第222回:探偵ができる依頼とできない依頼
探偵に依頼をしようとしている人の中には、一定数、依頼をすれば何でもしてくれると思っている方もいます。それは、やはり物語に出てくる探偵の存在が大きいのでしょう。安い金額ではそれほど大したことはしてくれませんが、高いお金を持って行けば、どんなに危険なことでも引き受けてくれそう、という印象を持たれている方が一定数います。
ですが実際はそんなことはありません。そもそも、探偵事務所を正式に構えるためには、警察公安に届出を出さなくてはいけません。つまり、探偵事務所は公安の管轄内にある会社ということです。定期的なチェックは入りますし、ちょっとでも不正があれば処分を受けます。違反を犯した探偵事務所は、その事務所名とどういった違反を犯したのかということも、ネット上にさらされるため、非合法な依頼は受けていません。

• [提供リスト]
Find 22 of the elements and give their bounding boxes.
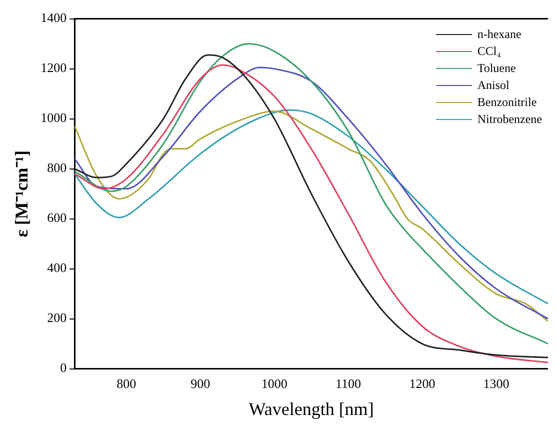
legend-label: CCl₄	[477, 43, 501, 60]
legend-label: n-hexane	[477, 26, 522, 43]
y-tick-label: 1000	[40, 110, 67, 126]
legend-label: Anisol	[477, 77, 510, 94]
y-tick-label: 200	[47, 310, 67, 326]
legend-label: Toluene	[477, 60, 516, 77]
y-tick-label: 1200	[40, 60, 67, 76]
x-tick-label: 800	[116, 376, 136, 392]
y-axis-title: ε [M⁻¹cm⁻¹]	[11, 150, 32, 238]
x-axis-title: Wavelength [nm]	[248, 398, 374, 419]
y-tick-label: 1400	[40, 10, 67, 26]
legend-label: Nitrobenzene	[477, 111, 542, 128]
y-tick-label: 0	[60, 360, 67, 376]
y-tick-label: 400	[47, 260, 67, 276]
x-tick-label: 1000	[261, 376, 288, 392]
x-tick-label: 1100	[336, 376, 362, 392]
legend-label: Benzonitrile	[477, 94, 537, 111]
x-tick-label: 900	[190, 376, 210, 392]
y-tick-label: 600	[47, 210, 67, 226]
x-tick-label: 1300	[483, 376, 510, 392]
x-tick-label: 1200	[409, 376, 436, 392]
y-tick-label: 800	[47, 160, 67, 176]
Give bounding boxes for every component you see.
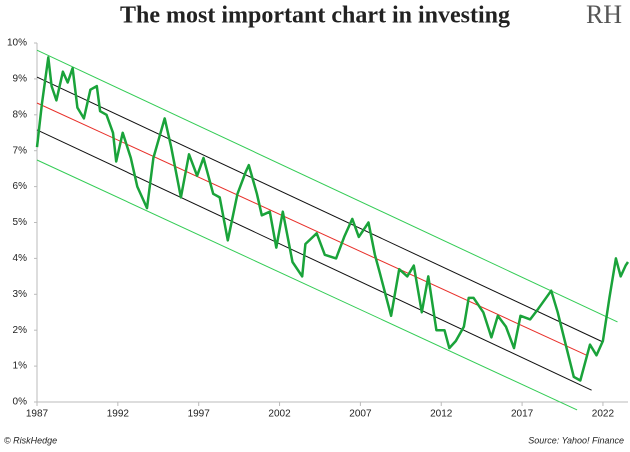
x-tick-label: 1997	[188, 409, 211, 420]
x-tick-label: 2017	[511, 409, 534, 420]
y-tick-label: 10%	[7, 38, 27, 49]
trend-line	[36, 49, 618, 323]
x-tick-label: 2007	[349, 409, 372, 420]
y-tick-label: 3%	[13, 289, 28, 300]
x-tick-label: 2022	[592, 409, 615, 420]
trend-line	[36, 129, 592, 391]
x-tick-label: 2012	[430, 409, 453, 420]
chart-title: The most important chart in investing	[120, 3, 510, 29]
trend-line	[36, 102, 588, 356]
y-tick-label: 1%	[13, 361, 28, 372]
y-tick-label: 5%	[13, 217, 28, 228]
x-tick-label: 1992	[107, 409, 130, 420]
x-tick-label: 2002	[268, 409, 291, 420]
footer-right: Source: Yahoo! Finance	[528, 435, 624, 445]
logo: RH	[586, 0, 622, 29]
y-tick-label: 9%	[13, 74, 28, 85]
footer-left: © RiskHedge	[4, 435, 57, 445]
y-tick-label: 0%	[13, 397, 28, 408]
y-tick-label: 6%	[13, 181, 28, 192]
y-tick-label: 7%	[13, 145, 28, 156]
y-tick-label: 2%	[13, 325, 28, 336]
y-tick-label: 8%	[13, 109, 28, 120]
y-tick-label: 4%	[13, 253, 28, 264]
yield-line	[35, 56, 630, 382]
trend-line	[36, 76, 604, 343]
trend-line	[36, 159, 578, 411]
x-tick-label: 1987	[26, 409, 49, 420]
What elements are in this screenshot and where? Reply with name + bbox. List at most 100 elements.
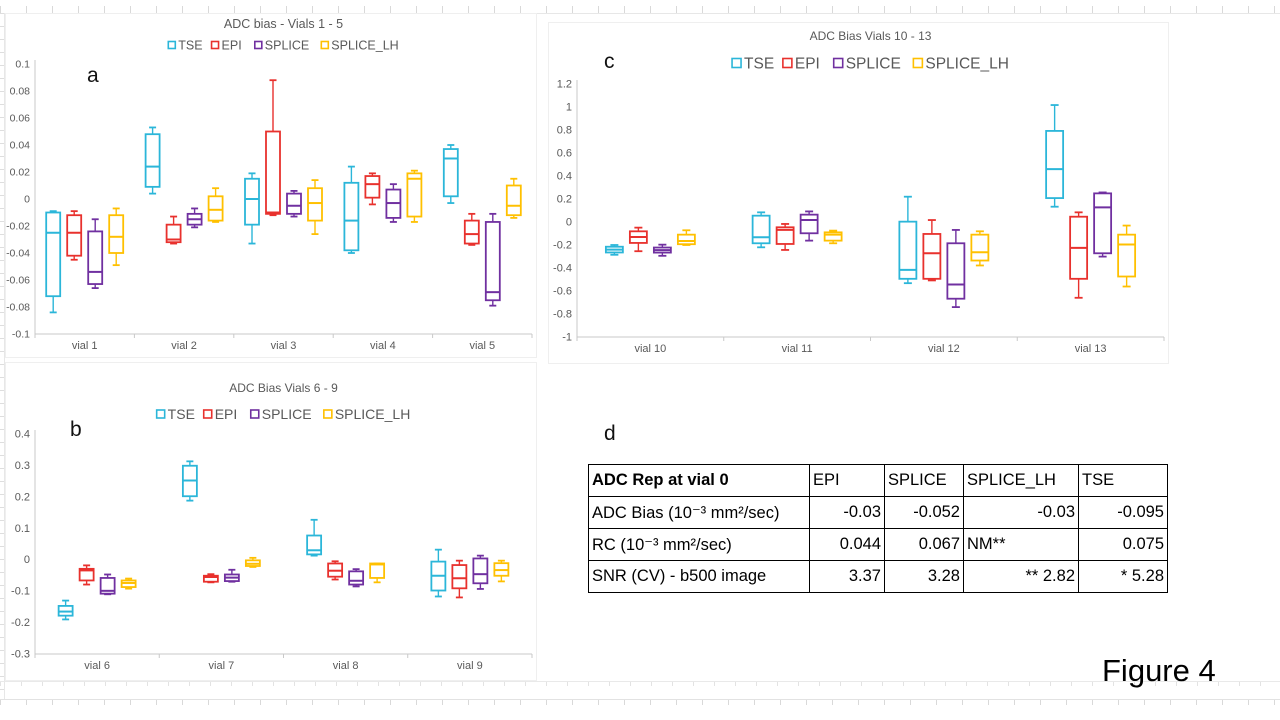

• [課題]
- 1) 探偵の依頼に関する本文を、一字一句変えずにすべて再現してください。
- 2) リストの「409, 211, 420]」を含む行から始まり、リストの最終行で終わる範囲を、そのまま書き出してください。画像は含めないでください。

• [解答]
- 1)
第222回:探偵ができる依頼とできない依頼
探偵に依頼をしようとしている人の中には、一定数、依頼をすれば何でもしてくれると思っている方もいます。それは、やはり物語に出てくる探偵の存在が大きいのでしょう。安い金額ではそれほど大したことはしてくれませんが、高いお金を持って行けば、どんなに危険なことでも引き受けてくれそう、という印象を持たれている方が一定数います。
ですが実際はそんなことはありません。そもそも、探偵事務所を正式に構えるためには、警察公安に届出を出さなくてはいけません。つまり、探偵事務所は公安の管轄内にある会社ということです。定期的なチェックは入りますし、ちょっとでも不正があれば処分を受けます。違反を犯した探偵事務所は、その事務所名とどういった違反を犯したのかということも、ネット上にさらされるため、非合法な依頼は受けていません。

- 2)
x-tick-label: 1997	[188, 409, 211, 420]
x-tick-label: 2017	[511, 409, 534, 420]
y-tick-label: 10%	[7, 38, 27, 49]
trend-line	[36, 49, 618, 323]
x-tick-label: 2007	[349, 409, 372, 420]
y-tick-label: 3%	[13, 289, 28, 300]
x-tick-label: 2022	[592, 409, 615, 420]
trend-line	[36, 129, 592, 391]
x-tick-label: 2012	[430, 409, 453, 420]
chart-title: The most important chart in investing	[120, 3, 510, 29]
trend-line	[36, 102, 588, 356]
y-tick-label: 1%	[13, 361, 28, 372]
y-tick-label: 5%	[13, 217, 28, 228]
x-tick-label: 1992	[107, 409, 130, 420]
x-tick-label: 2002	[268, 409, 291, 420]
footer-right: Source: Yahoo! Finance	[528, 435, 624, 445]
logo: RH	[586, 0, 622, 29]
y-tick-label: 9%	[13, 74, 28, 85]
footer-left: © RiskHedge	[4, 435, 57, 445]
y-tick-label: 0%	[13, 397, 28, 408]
y-tick-label: 6%	[13, 181, 28, 192]
y-tick-label: 7%	[13, 145, 28, 156]
y-tick-label: 2%	[13, 325, 28, 336]
y-tick-label: 8%	[13, 109, 28, 120]
y-tick-label: 4%	[13, 253, 28, 264]
yield-line	[35, 56, 630, 382]
trend-line	[36, 76, 604, 343]
trend-line	[36, 159, 578, 411]
x-tick-label: 1987	[26, 409, 49, 420]
What elements are in this screenshot and where? Reply with name + bbox. List at most 100 elements.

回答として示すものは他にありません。